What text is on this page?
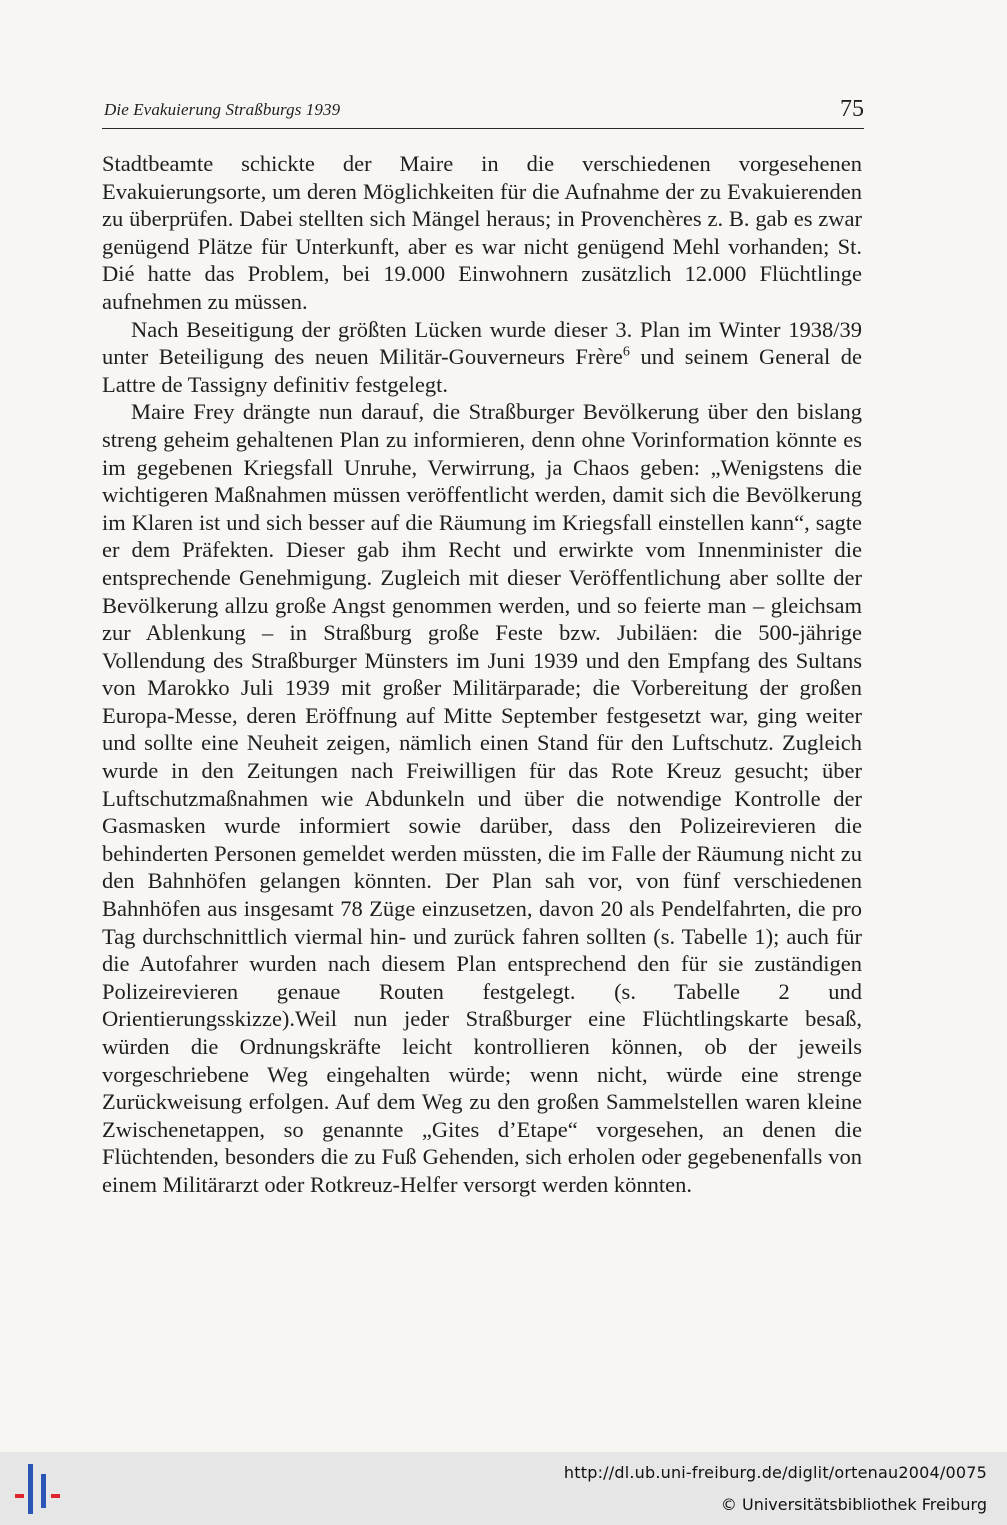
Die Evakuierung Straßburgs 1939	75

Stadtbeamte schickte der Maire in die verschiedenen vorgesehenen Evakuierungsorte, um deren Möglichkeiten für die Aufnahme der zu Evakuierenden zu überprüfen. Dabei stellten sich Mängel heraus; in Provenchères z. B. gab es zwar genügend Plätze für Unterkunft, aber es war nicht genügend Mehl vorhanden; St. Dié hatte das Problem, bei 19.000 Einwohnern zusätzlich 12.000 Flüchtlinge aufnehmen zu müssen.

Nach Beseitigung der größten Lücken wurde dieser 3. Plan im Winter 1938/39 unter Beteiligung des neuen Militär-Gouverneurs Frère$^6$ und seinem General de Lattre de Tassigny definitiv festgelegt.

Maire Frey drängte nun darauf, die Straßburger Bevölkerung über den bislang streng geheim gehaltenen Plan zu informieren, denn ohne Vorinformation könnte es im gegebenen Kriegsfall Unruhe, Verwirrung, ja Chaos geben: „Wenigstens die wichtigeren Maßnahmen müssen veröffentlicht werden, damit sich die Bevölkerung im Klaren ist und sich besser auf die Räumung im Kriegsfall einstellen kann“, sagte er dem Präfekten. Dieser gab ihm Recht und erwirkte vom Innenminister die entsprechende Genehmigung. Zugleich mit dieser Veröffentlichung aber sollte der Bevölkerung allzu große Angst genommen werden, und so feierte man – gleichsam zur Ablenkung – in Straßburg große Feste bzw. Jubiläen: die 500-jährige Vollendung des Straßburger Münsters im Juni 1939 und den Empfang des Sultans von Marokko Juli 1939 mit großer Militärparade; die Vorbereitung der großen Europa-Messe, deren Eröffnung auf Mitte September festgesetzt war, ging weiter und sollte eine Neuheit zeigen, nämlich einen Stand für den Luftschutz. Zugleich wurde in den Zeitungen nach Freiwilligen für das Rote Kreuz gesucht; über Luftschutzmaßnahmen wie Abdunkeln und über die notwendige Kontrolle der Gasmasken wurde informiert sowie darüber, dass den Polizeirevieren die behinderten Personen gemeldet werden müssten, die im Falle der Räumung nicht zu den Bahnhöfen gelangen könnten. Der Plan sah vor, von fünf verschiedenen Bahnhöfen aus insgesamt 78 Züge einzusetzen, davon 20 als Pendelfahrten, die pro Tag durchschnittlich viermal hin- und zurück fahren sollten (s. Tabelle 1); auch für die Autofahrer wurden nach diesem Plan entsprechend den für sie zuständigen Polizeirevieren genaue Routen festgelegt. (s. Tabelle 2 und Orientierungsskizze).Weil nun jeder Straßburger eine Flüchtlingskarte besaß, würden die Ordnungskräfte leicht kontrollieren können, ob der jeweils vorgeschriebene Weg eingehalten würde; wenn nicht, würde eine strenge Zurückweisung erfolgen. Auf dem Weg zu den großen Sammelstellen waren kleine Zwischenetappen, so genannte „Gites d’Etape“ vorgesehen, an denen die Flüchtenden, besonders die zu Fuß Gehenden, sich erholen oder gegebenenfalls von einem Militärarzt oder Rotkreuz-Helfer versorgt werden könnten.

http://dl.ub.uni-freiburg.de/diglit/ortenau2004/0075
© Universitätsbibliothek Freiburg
——
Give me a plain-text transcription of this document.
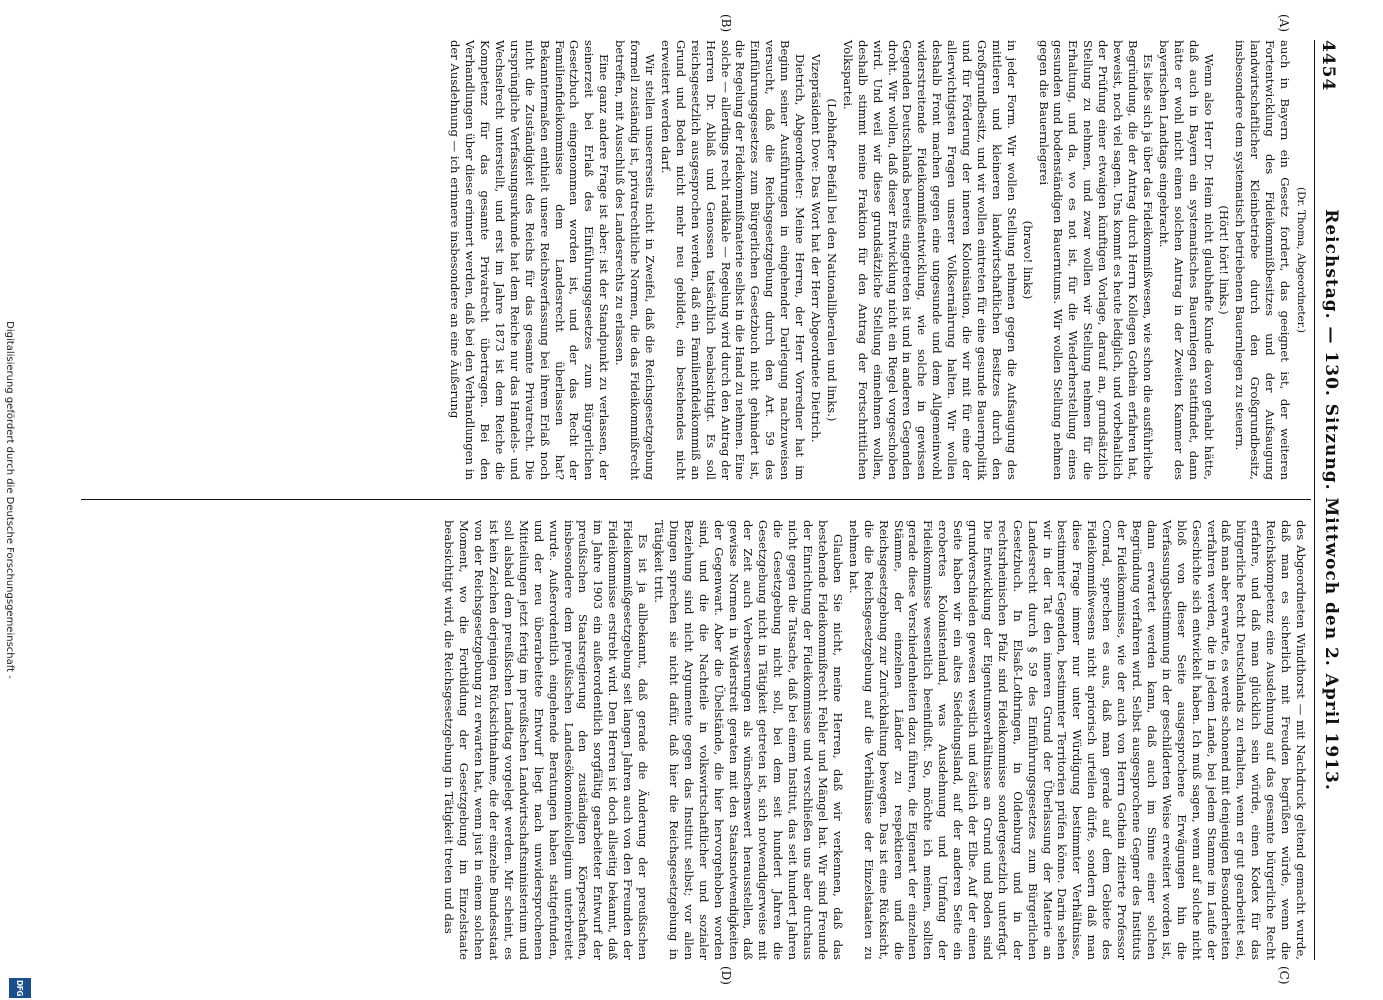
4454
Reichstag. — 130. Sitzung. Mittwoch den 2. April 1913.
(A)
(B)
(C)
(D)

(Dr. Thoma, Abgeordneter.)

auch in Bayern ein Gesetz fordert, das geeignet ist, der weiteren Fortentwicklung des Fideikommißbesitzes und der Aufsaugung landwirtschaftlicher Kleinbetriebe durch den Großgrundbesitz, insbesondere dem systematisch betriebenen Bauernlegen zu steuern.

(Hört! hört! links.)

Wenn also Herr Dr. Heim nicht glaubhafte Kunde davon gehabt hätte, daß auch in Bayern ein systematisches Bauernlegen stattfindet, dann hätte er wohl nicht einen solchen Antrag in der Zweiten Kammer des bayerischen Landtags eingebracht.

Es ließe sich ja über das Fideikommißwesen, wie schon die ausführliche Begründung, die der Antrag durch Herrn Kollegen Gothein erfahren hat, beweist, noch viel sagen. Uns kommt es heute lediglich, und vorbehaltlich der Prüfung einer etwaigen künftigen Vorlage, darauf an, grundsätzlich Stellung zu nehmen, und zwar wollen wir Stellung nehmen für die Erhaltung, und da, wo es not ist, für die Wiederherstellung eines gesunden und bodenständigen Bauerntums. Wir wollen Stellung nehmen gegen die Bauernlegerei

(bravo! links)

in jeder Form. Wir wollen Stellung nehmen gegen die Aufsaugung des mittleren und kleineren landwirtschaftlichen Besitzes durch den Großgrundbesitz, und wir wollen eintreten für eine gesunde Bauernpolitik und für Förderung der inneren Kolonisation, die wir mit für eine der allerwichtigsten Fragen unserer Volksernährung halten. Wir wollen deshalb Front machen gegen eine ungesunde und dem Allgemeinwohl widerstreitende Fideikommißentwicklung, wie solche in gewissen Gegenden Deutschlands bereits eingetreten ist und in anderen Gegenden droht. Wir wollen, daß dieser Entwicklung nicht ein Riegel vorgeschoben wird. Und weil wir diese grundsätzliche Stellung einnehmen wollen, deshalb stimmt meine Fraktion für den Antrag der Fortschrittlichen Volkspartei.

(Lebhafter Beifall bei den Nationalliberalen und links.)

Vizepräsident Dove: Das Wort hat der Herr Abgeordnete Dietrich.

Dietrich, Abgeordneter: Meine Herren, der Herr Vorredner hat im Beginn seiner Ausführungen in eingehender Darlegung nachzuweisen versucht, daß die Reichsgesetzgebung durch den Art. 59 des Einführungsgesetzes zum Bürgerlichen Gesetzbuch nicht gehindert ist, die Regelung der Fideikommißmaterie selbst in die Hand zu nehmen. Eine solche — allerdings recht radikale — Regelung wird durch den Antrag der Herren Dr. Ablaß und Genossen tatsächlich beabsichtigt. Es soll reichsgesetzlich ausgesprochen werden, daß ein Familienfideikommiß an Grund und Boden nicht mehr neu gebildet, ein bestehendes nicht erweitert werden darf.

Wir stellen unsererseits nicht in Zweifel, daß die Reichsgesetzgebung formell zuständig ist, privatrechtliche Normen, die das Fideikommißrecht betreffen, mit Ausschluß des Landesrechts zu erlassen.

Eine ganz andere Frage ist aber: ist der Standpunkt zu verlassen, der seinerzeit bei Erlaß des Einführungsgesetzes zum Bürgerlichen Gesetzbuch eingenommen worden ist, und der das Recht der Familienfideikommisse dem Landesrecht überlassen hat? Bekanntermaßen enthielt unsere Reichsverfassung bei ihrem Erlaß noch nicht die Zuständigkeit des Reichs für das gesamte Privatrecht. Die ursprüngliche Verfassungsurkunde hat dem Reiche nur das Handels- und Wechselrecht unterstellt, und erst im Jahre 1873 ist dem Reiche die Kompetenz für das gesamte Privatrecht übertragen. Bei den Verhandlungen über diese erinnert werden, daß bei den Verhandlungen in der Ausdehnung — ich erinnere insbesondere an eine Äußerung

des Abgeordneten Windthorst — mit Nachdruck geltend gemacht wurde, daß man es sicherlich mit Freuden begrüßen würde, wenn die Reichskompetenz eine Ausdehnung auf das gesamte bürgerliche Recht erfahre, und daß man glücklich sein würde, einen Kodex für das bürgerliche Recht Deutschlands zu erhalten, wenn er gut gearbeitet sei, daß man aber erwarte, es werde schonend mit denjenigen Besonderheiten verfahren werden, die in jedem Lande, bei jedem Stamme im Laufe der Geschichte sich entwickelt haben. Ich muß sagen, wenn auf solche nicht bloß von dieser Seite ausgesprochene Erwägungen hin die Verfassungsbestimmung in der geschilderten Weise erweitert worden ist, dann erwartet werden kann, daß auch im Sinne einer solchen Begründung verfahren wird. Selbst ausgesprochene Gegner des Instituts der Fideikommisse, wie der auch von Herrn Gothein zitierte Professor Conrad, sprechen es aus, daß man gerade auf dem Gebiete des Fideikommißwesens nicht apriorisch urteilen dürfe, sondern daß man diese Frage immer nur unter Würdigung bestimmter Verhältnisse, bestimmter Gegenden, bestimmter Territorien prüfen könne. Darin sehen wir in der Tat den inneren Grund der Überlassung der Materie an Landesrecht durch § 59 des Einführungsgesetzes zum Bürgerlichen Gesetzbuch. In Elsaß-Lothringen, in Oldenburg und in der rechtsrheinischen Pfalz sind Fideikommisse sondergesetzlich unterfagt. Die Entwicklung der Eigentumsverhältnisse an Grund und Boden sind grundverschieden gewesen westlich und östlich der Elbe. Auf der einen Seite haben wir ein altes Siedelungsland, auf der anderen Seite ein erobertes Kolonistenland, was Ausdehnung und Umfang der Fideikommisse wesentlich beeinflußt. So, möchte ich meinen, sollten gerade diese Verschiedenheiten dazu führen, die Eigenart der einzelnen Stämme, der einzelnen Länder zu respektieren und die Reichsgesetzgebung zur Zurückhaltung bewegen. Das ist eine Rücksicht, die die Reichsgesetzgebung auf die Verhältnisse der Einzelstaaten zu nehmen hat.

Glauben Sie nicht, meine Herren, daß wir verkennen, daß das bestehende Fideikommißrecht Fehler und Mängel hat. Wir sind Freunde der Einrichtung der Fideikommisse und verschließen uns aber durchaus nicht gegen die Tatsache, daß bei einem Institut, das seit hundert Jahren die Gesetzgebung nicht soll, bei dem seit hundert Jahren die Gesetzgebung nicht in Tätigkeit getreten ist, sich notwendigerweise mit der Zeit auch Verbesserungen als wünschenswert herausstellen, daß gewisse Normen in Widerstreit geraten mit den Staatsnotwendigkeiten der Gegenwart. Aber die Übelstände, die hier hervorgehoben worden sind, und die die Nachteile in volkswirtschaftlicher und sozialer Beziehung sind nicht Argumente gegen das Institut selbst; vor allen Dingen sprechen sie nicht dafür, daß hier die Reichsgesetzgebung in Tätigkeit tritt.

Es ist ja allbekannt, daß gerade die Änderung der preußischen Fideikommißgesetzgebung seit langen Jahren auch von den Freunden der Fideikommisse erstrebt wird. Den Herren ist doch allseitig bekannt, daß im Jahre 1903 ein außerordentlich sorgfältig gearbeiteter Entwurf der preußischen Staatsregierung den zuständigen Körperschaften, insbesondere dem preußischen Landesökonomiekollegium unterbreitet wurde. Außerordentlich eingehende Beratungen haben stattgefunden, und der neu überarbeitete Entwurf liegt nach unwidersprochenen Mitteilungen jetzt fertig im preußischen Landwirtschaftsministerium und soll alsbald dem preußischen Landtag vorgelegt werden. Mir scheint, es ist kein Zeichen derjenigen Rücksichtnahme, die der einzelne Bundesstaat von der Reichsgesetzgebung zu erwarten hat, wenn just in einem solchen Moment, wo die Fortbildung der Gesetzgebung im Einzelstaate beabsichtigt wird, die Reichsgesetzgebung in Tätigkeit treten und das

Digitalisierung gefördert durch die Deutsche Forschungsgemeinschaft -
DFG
——
Count every line in the data where the string "links" occurs. Give nothing except the number.

§ TASK SOLUTION: 3